Senti-me levado a dar-lhe um dos cobertores que levava comigo e que constituía a meu farnel. Afastei, porém, de boa mente aquele pensamento. Estava pensando na noite, e sabia que também eu tiritaria. Mas o pouco de caridade que havia em mim fez-me refletir, lembrando-me que a minha epiderme não valia mais que a dele e que eu teria praticado uma boa ação se lhe houvesse dado um.
Quando parti, os dois cobertores encontravam-se ainda no Jeep. E agora aí estavam, na minha frente, acusando-me. O mais estranho, porém, foi que sonhei que estava dormindo sob a grande pedra. Vi que a pedra se movia e que o bloco estava prestes a cair em cima de mim. Que susto!
Abri os olhos e vi Kadá tiritando diante de mim, em Irafok. Não mais hesitei: dei-lhe o cobertor, pois, além do mais, estava aí, junto de mim, inutilizado, a um metro de distância. Procurei estender a mão para entregar-lho; porém, o bloco de pedra que me imobilizara não me permitia nenhum movimento. Compreendi que aquilo era o purgatório, e que o sofrimento da alma consistia em "não mais poder fazer aquilo que antes podia e que devia ter feito!". Quem sabe por quantos anos teria visto aquele cobertor junto de mim, naquela posição incômoda, testemunhando o meu egoísmo e, consequentemente, a minha falta de maturidade para entrar no reino do amor.
A presença do cobertor que na tarde precedente eu recusara entregar a Kadá dizia-me restar ainda um longo caminho a percorrer! Eu que era capaz de encontrar um irmão tiritando de frio e passar adiante, seria capaz de morrer por ele, a exemplo daquele Jesus que morreu por todos?
Não mais quero enganar-me; não mais posso enganar-me: a verdade é que não fui capaz de dar a Kadá o meu cobertor, de medo da noite fria; isso quer dizer que amo mais a minha pele que a de meu irmão, ao passo que o mandamento de Deus me ordena: "Ama a vida dos outros quanto a tua". Mais ainda, isso pertence ao Antigo Testamento, a primeira revelação de Deus ao homem: "Ama a Deus sobre todas as coisas e ao próximo como a ti mesmo" . Ao passo que, se formos ao Novo Testamento e à revelação de Jesus, as coisas se complicam: "Amai-vos uns aos outros como eu vos amei!".

### DADOS ARMAZENADOS:
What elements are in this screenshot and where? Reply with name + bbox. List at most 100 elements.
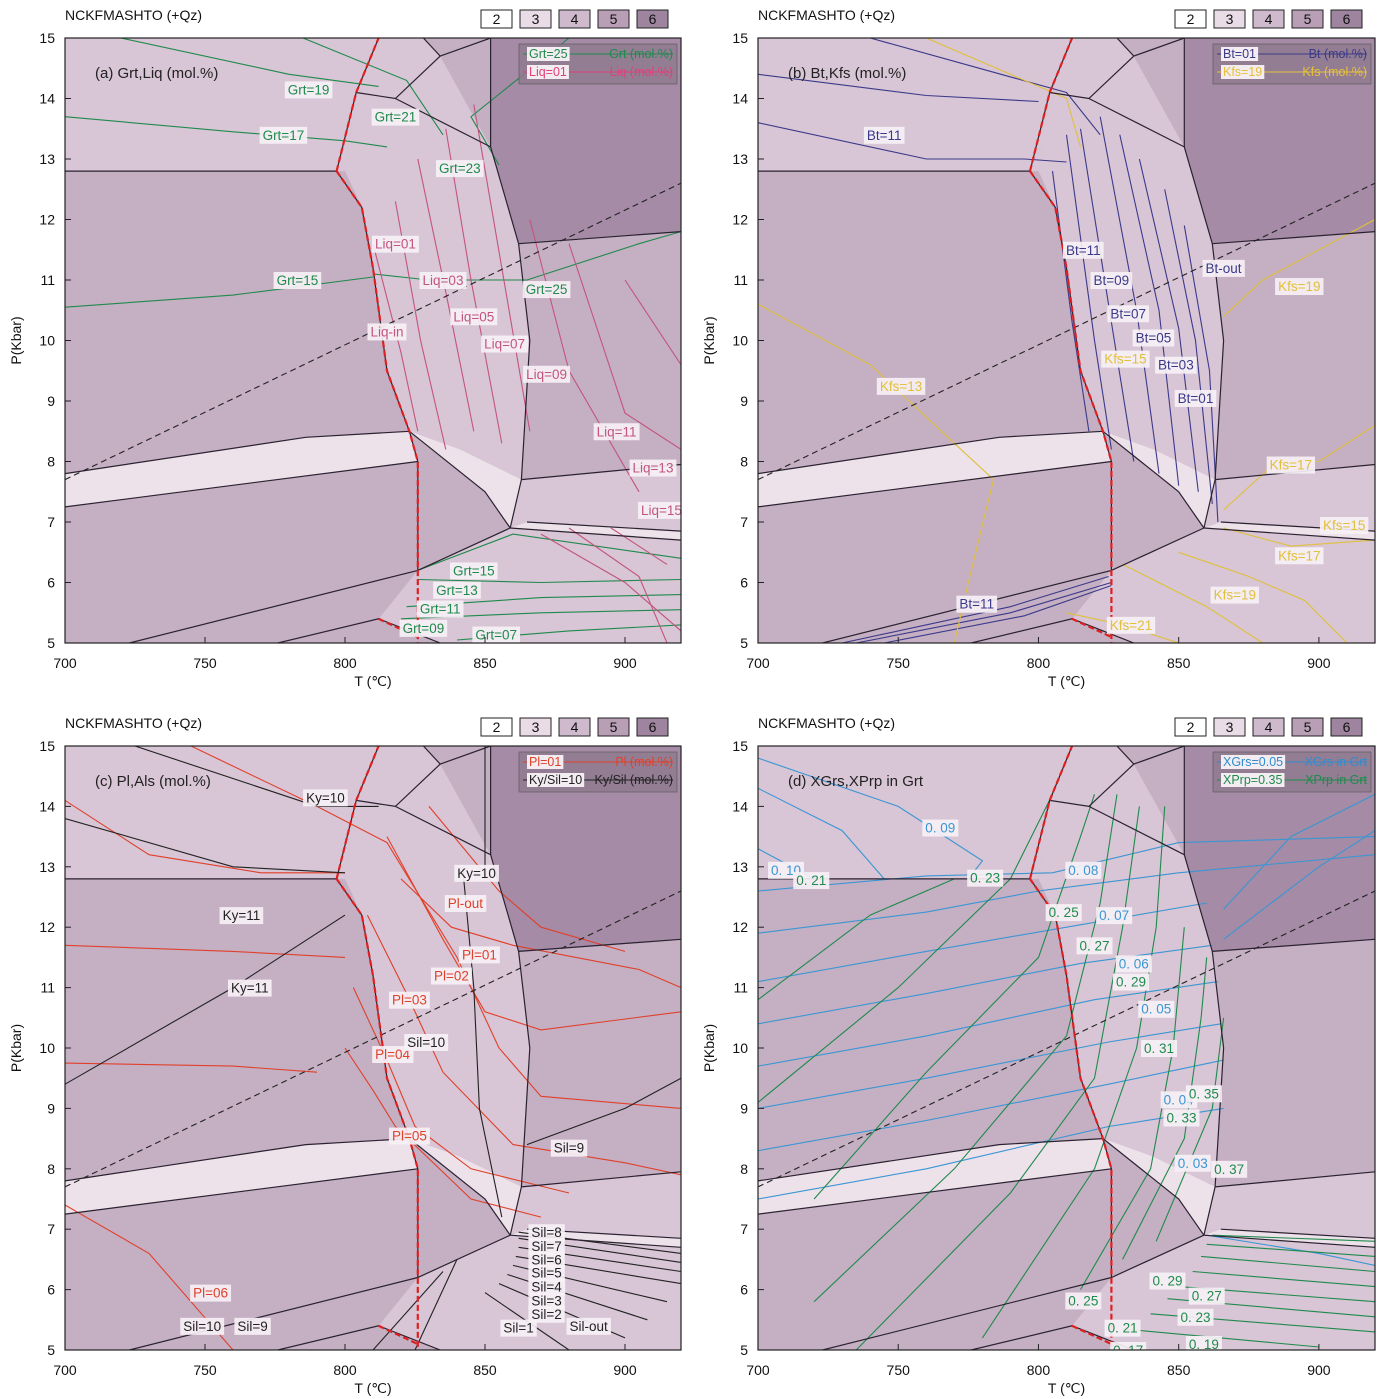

...

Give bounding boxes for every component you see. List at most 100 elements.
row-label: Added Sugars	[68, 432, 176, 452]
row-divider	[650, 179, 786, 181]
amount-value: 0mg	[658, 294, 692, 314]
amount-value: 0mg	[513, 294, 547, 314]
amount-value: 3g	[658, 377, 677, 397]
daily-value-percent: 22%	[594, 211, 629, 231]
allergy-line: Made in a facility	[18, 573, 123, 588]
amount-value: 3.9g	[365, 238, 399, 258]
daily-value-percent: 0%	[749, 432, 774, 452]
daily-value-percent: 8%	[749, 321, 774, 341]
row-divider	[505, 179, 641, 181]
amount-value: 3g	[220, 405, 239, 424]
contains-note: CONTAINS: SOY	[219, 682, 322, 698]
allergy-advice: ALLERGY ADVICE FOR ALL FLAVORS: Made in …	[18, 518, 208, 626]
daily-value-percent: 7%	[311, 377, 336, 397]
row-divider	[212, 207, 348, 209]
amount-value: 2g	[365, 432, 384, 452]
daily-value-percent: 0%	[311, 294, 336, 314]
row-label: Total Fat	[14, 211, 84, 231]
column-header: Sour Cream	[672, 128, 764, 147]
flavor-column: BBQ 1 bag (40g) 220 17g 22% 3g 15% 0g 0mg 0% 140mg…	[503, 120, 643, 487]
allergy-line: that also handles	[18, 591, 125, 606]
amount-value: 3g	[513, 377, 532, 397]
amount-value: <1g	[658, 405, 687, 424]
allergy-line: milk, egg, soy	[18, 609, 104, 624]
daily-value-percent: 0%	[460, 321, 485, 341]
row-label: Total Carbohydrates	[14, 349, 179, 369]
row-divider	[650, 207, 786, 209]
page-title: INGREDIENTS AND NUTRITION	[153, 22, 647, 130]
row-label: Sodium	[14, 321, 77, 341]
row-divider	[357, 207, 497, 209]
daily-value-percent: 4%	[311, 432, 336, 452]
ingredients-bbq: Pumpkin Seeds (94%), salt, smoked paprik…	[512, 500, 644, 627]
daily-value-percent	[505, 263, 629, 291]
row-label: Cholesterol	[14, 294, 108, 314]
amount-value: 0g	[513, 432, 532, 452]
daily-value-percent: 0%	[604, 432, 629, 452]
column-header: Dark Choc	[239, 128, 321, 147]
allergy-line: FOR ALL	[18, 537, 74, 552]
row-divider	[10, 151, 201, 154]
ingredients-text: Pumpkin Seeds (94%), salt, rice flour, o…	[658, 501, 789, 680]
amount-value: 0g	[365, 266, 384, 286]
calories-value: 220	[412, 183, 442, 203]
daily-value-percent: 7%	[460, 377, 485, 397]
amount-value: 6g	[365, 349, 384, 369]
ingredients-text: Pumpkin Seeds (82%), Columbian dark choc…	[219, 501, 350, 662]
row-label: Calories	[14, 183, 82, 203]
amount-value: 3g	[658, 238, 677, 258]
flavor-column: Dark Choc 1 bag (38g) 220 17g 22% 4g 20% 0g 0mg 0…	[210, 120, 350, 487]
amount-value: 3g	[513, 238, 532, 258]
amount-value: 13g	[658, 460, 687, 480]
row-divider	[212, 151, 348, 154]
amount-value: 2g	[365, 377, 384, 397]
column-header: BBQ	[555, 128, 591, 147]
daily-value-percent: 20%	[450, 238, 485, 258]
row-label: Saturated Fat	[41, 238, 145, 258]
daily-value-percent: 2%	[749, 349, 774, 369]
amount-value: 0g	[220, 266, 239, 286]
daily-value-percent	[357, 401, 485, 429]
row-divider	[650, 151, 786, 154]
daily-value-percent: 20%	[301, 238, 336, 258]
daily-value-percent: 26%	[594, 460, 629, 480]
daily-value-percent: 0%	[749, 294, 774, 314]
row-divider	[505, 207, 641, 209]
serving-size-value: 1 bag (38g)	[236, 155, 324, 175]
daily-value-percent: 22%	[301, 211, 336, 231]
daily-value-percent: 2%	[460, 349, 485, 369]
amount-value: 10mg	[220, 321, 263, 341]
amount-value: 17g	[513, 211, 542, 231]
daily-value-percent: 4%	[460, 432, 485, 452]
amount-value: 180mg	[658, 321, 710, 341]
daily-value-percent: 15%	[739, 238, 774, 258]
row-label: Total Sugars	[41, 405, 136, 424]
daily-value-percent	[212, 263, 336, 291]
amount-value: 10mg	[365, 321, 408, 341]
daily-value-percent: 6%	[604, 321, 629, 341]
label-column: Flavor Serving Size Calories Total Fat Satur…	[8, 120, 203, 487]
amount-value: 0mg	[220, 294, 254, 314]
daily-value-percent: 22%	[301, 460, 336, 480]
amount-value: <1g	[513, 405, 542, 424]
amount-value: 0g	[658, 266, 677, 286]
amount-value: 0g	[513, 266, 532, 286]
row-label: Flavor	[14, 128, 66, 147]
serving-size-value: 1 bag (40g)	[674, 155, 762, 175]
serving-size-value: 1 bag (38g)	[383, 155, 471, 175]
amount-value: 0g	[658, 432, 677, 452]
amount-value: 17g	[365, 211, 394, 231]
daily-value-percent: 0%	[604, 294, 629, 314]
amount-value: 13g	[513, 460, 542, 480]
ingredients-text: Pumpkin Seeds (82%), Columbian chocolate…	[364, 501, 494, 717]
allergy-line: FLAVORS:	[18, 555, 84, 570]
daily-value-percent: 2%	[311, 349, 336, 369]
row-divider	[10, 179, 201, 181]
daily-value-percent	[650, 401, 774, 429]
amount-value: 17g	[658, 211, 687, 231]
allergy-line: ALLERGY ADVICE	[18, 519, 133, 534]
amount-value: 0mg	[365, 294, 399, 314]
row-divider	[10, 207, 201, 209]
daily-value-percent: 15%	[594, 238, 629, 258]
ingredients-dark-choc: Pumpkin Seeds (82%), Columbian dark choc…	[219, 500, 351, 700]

### TAREFAS:
A) Reproduza fielmente o trecho sobre o cobertor, desde "Senti-me levado a" até "houvesse dado um.", inclusive.
B) No trecho sobre o cobertor, reescreva em forma de lista, mais concisa, o parágrafo que começa com "Não mais quero enganar-me", conservando seus fatos principais.
As entradas provêm de uma fonte diferente da do trecho.

### RESULTADOS DAS TAREFAS:
A)
Senti-me levado a dar-lhe um dos cobertores que levava comigo e que constituía a meu farnel. Afastei, porém, de boa mente aquele pensamento. Estava pensando na noite, e sabia que também eu tiritaria. Mas o pouco de caridade que havia em mim fez-me refletir, lembrando-me que a minha epiderme não valia mais que a dele e que eu teria praticado uma boa ação se lhe houvesse dado um.

B)
- O cobertor não foi dado a Kadá por medo da noite fria.
- Isso mostra mais amor à própria pele que à do irmão.
- O mandamento de Deus ordena: "Ama a vida dos outros quanto a tua".
- O Antigo Testamento, primeira revelação de Deus ao homem, diz: "Ama a Deus sobre todas as coisas e ao próximo como a ti mesmo".
- No Novo Testamento, com a revelação de Jesus, a exigência é maior: "Amai-vos uns aos outros como eu vos amei!".